Work to be completed: Pull each line holding the word "República" from the data.

Entries shown:
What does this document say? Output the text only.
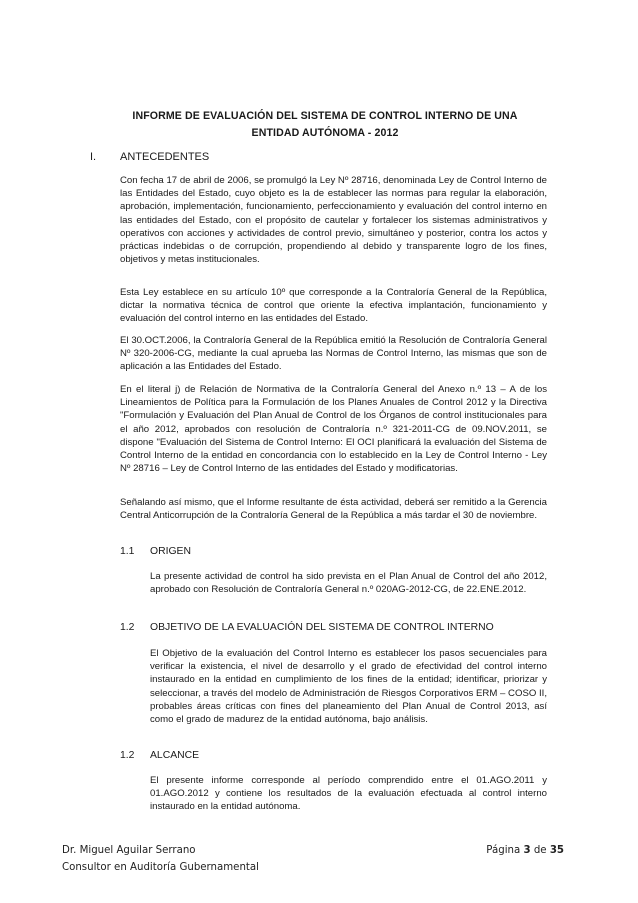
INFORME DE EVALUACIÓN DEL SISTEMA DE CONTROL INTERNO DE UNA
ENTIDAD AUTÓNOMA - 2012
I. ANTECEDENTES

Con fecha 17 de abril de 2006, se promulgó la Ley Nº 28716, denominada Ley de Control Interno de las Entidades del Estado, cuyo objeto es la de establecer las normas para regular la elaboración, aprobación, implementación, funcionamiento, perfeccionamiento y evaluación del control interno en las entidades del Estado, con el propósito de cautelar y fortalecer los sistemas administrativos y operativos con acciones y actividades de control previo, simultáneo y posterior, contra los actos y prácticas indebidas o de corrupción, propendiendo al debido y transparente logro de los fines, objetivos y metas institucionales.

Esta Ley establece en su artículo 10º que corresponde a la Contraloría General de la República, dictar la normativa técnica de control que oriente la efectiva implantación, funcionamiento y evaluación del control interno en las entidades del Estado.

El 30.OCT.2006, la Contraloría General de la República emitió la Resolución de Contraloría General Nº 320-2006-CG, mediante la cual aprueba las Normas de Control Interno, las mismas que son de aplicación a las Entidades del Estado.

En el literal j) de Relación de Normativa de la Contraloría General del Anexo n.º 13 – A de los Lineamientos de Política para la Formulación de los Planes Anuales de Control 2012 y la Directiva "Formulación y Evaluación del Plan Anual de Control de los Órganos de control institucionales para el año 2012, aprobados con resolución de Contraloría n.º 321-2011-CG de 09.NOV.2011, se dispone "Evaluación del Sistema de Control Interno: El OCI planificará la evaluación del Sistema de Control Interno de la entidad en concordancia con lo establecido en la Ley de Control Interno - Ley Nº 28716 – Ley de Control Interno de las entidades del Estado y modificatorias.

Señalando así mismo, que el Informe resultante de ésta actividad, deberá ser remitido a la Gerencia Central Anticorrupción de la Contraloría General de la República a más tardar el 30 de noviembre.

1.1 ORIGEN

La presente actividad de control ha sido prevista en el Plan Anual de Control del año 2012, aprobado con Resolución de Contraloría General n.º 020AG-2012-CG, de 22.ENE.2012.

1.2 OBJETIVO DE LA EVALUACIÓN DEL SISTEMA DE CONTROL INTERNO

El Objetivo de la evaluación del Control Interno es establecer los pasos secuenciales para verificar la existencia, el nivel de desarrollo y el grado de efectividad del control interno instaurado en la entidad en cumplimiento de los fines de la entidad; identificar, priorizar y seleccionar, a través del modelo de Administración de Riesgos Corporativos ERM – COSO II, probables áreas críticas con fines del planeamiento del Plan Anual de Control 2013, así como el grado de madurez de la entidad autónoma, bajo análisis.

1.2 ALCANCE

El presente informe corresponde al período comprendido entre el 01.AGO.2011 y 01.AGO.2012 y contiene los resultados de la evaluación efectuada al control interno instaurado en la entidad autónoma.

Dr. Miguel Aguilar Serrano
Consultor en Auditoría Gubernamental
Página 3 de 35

==

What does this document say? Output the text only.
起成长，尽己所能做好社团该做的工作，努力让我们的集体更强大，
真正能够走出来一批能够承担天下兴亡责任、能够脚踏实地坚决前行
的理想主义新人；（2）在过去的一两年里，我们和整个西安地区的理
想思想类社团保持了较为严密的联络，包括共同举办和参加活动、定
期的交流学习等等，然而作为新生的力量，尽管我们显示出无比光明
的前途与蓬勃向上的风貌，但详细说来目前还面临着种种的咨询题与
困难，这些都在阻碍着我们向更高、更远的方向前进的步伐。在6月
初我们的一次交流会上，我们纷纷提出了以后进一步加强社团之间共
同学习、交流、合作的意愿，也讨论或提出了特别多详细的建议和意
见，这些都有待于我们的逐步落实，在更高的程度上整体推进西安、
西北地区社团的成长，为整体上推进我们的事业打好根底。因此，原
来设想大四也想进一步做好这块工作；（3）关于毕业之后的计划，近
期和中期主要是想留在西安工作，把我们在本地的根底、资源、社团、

Complete response:
Esta Ley establece en su artículo 10º que corresponde a la Contraloría General de la República, dictar la normativa técnica de control que oriente la efectiva implantación, funcionamiento y evaluación del control interno en las entidades del Estado.
El 30.OCT.2006, la Contraloría General de la República emitió la Resolución de Contraloría General Nº 320-2006-CG, mediante la cual aprueba las Normas de Control Interno, las mismas que son de aplicación a las Entidades del Estado.
Señalando así mismo, que el Informe resultante de ésta actividad, deberá ser remitido a la Gerencia Central Anticorrupción de la Contraloría General de la República a más tardar el 30 de noviembre.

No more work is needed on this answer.